Dataset excerpt:

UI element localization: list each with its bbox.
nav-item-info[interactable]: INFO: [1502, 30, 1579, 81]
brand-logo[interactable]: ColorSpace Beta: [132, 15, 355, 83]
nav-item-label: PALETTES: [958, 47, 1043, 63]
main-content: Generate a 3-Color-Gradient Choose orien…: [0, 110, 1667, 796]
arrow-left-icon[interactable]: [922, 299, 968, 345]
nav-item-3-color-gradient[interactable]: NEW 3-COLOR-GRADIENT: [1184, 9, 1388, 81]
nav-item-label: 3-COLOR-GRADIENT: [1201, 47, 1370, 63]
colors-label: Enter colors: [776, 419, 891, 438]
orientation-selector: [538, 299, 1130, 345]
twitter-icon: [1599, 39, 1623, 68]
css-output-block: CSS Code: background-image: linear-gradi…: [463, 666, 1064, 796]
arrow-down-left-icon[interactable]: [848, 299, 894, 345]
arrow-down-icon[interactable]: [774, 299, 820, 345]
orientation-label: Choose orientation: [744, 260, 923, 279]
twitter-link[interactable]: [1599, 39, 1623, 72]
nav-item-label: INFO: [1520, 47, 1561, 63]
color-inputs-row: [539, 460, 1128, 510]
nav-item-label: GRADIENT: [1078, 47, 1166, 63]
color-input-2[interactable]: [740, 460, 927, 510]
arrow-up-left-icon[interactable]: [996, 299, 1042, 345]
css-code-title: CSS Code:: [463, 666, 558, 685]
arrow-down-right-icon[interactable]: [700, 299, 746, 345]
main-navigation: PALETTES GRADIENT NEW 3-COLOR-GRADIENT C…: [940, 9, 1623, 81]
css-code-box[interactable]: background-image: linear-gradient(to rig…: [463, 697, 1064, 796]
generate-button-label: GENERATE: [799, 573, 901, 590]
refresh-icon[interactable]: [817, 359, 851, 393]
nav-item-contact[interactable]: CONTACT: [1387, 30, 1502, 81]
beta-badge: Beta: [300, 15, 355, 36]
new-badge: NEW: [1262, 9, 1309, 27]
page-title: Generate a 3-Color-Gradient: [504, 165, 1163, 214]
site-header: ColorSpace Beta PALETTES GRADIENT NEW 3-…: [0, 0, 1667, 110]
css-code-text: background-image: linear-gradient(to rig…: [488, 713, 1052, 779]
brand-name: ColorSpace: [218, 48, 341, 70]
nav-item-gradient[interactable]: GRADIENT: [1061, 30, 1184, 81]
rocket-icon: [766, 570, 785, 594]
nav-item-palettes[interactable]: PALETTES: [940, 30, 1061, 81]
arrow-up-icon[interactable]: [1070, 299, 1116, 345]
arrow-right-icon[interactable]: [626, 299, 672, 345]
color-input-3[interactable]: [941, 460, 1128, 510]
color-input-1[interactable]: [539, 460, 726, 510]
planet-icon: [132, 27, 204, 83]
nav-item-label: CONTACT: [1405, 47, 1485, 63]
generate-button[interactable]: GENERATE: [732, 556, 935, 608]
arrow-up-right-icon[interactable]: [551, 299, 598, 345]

▶ _Short task_:
Switch every "nav-item-label" to "menu-label" in the lines from the first one through the line containing "arrow-down-right-icon[interactable]: [700, 299, 746, 345]". Leave everything else unchanged.

▶ _Answer for this exercise_:
UI element localization: list each with its bbox.
nav-item-info[interactable]: INFO: [1502, 30, 1579, 81]
brand-logo[interactable]: ColorSpace Beta: [132, 15, 355, 83]
menu-label: PALETTES: [958, 47, 1043, 63]
main-content: Generate a 3-Color-Gradient Choose orien…: [0, 110, 1667, 796]
arrow-left-icon[interactable]: [922, 299, 968, 345]
nav-item-3-color-gradient[interactable]: NEW 3-COLOR-GRADIENT: [1184, 9, 1388, 81]
menu-label: 3-COLOR-GRADIENT: [1201, 47, 1370, 63]
colors-label: Enter colors: [776, 419, 891, 438]
orientation-selector: [538, 299, 1130, 345]
twitter-icon: [1599, 39, 1623, 68]
css-output-block: CSS Code: background-image: linear-gradi…: [463, 666, 1064, 796]
arrow-down-left-icon[interactable]: [848, 299, 894, 345]
arrow-down-icon[interactable]: [774, 299, 820, 345]
orientation-label: Choose orientation: [744, 260, 923, 279]
twitter-link[interactable]: [1599, 39, 1623, 72]
menu-label: INFO: [1520, 47, 1561, 63]
color-inputs-row: [539, 460, 1128, 510]
menu-label: GRADIENT: [1078, 47, 1166, 63]
color-input-2[interactable]: [740, 460, 927, 510]
arrow-up-left-icon[interactable]: [996, 299, 1042, 345]
css-code-title: CSS Code:: [463, 666, 558, 685]
arrow-down-right-icon[interactable]: [700, 299, 746, 345]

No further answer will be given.